* PROBLEM *
Every line below is to be copied exactly, with the pictures left out.

* DATASET RECORDS *
════════
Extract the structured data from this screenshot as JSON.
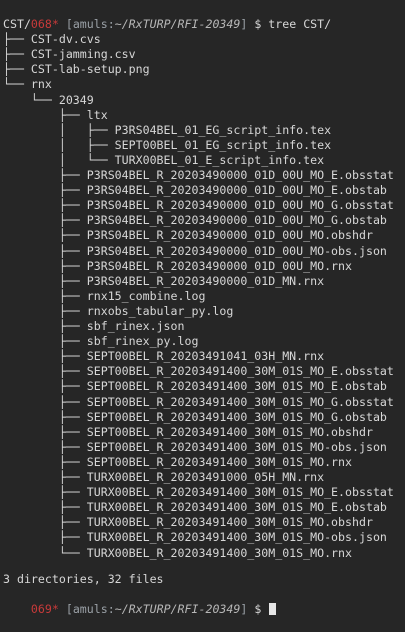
{
  "colors": {
    "background": "#262626",
    "text": "#d7d7d7",
    "prompt_red": "#c83a3a",
    "prompt_gray": "#9aa0a6"
  },
  "command_prompt": {
    "exit_code": "0",
    "counter": "68*",
    "user_host": "amuls",
    "path": "~/RxTURP/RFI-20349",
    "symbol": "$",
    "command": "tree CST/"
  },
  "tree_lines": [
    "CST/",
    "├── CST-dv.cvs",
    "├── CST-jamming.csv",
    "├── CST-lab-setup.png",
    "└── rnx",
    "    └── 20349",
    "        ├── ltx",
    "        │   ├── P3RS04BEL_01_EG_script_info.tex",
    "        │   ├── SEPT00BEL_01_EG_script_info.tex",
    "        │   └── TURX00BEL_01_E_script_info.tex",
    "        ├── P3RS04BEL_R_20203490000_01D_00U_MO_E.obsstat",
    "        ├── P3RS04BEL_R_20203490000_01D_00U_MO_E.obstab",
    "        ├── P3RS04BEL_R_20203490000_01D_00U_MO_G.obsstat",
    "        ├── P3RS04BEL_R_20203490000_01D_00U_MO_G.obstab",
    "        ├── P3RS04BEL_R_20203490000_01D_00U_MO.obshdr",
    "        ├── P3RS04BEL_R_20203490000_01D_00U_MO-obs.json",
    "        ├── P3RS04BEL_R_20203490000_01D_00U_MO.rnx",
    "        ├── P3RS04BEL_R_20203490000_01D_MN.rnx",
    "        ├── rnx15_combine.log",
    "        ├── rnxobs_tabular_py.log",
    "        ├── sbf_rinex.json",
    "        ├── sbf_rinex_py.log",
    "        ├── SEPT00BEL_R_20203491041_03H_MN.rnx",
    "        ├── SEPT00BEL_R_20203491400_30M_01S_MO_E.obsstat",
    "        ├── SEPT00BEL_R_20203491400_30M_01S_MO_E.obstab",
    "        ├── SEPT00BEL_R_20203491400_30M_01S_MO_G.obsstat",
    "        ├── SEPT00BEL_R_20203491400_30M_01S_MO_G.obstab",
    "        ├── SEPT00BEL_R_20203491400_30M_01S_MO.obshdr",
    "        ├── SEPT00BEL_R_20203491400_30M_01S_MO-obs.json",
    "        ├── SEPT00BEL_R_20203491400_30M_01S_MO.rnx",
    "        ├── TURX00BEL_R_20203491000_05H_MN.rnx",
    "        ├── TURX00BEL_R_20203491400_30M_01S_MO_E.obsstat",
    "        ├── TURX00BEL_R_20203491400_30M_01S_MO_E.obstab",
    "        ├── TURX00BEL_R_20203491400_30M_01S_MO.obshdr",
    "        ├── TURX00BEL_R_20203491400_30M_01S_MO-obs.json",
    "        └── TURX00BEL_R_20203491400_30M_01S_MO.rnx"
  ],
  "blank_line": "",
  "summary": "3 directories, 32 files",
  "next_prompt": {
    "exit_code": "0",
    "counter": "69*",
    "user_host": "amuls",
    "path": "~/RxTURP/RFI-20349",
    "symbol": "$"
  }
}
════════
* ANSWER TO THE TASK *
Extract the structured data from this screenshot as JSON.
{
  "colors": {
    "background": "#262626",
    "text": "#d7d7d7",
    "prompt_red": "#c83a3a",
    "prompt_gray": "#9aa0a6"
  },
  "command_prompt": {
    "exit_code": "0",
    "counter": "68*",
    "user_host": "amuls",
    "path": "~/RxTURP/RFI-20349",
    "symbol": "$",
    "command": "tree CST/"
  },
  "tree_lines": [
    "CST/",
    "├── CST-dv.cvs",
    "├── CST-jamming.csv",
    "├── CST-lab-setup.png",
    "└── rnx",
    "    └── 20349",
    "        ├── ltx",
    "        │   ├── P3RS04BEL_01_EG_script_info.tex",
    "        │   ├── SEPT00BEL_01_EG_script_info.tex",
    "        │   └── TURX00BEL_01_E_script_info.tex",
    "        ├── P3RS04BEL_R_20203490000_01D_00U_MO_E.obsstat",
    "        ├── P3RS04BEL_R_20203490000_01D_00U_MO_E.obstab",
    "        ├── P3RS04BEL_R_20203490000_01D_00U_MO_G.obsstat",
    "        ├── P3RS04BEL_R_20203490000_01D_00U_MO_G.obstab",
    "        ├── P3RS04BEL_R_20203490000_01D_00U_MO.obshdr",
    "        ├── P3RS04BEL_R_20203490000_01D_00U_MO-obs.json",
    "        ├── P3RS04BEL_R_20203490000_01D_00U_MO.rnx",
    "        ├── P3RS04BEL_R_20203490000_01D_MN.rnx",
    "        ├── rnx15_combine.log",
    "        ├── rnxobs_tabular_py.log",
    "        ├── sbf_rinex.json",
    "        ├── sbf_rinex_py.log",
    "        ├── SEPT00BEL_R_20203491041_03H_MN.rnx",
    "        ├── SEPT00BEL_R_20203491400_30M_01S_MO_E.obsstat",
    "        ├── SEPT00BEL_R_20203491400_30M_01S_MO_E.obstab",
    "        ├── SEPT00BEL_R_20203491400_30M_01S_MO_G.obsstat",
    "        ├── SEPT00BEL_R_20203491400_30M_01S_MO_G.obstab",
    "        ├── SEPT00BEL_R_20203491400_30M_01S_MO.obshdr",
    "        ├── SEPT00BEL_R_20203491400_30M_01S_MO-obs.json",
    "        ├── SEPT00BEL_R_20203491400_30M_01S_MO.rnx",
    "        ├── TURX00BEL_R_20203491000_05H_MN.rnx",
    "        ├── TURX00BEL_R_20203491400_30M_01S_MO_E.obsstat",
    "        ├── TURX00BEL_R_20203491400_30M_01S_MO_E.obstab",
    "        ├── TURX00BEL_R_20203491400_30M_01S_MO.obshdr",
    "        ├── TURX00BEL_R_20203491400_30M_01S_MO-obs.json",
    "        └── TURX00BEL_R_20203491400_30M_01S_MO.rnx"
  ],
  "blank_line": "",
  "summary": "3 directories, 32 files",
  "next_prompt": {
    "exit_code": "0",
    "counter": "69*",
    "user_host": "amuls",
    "path": "~/RxTURP/RFI-20349",
    "symbol": "$"
  }
}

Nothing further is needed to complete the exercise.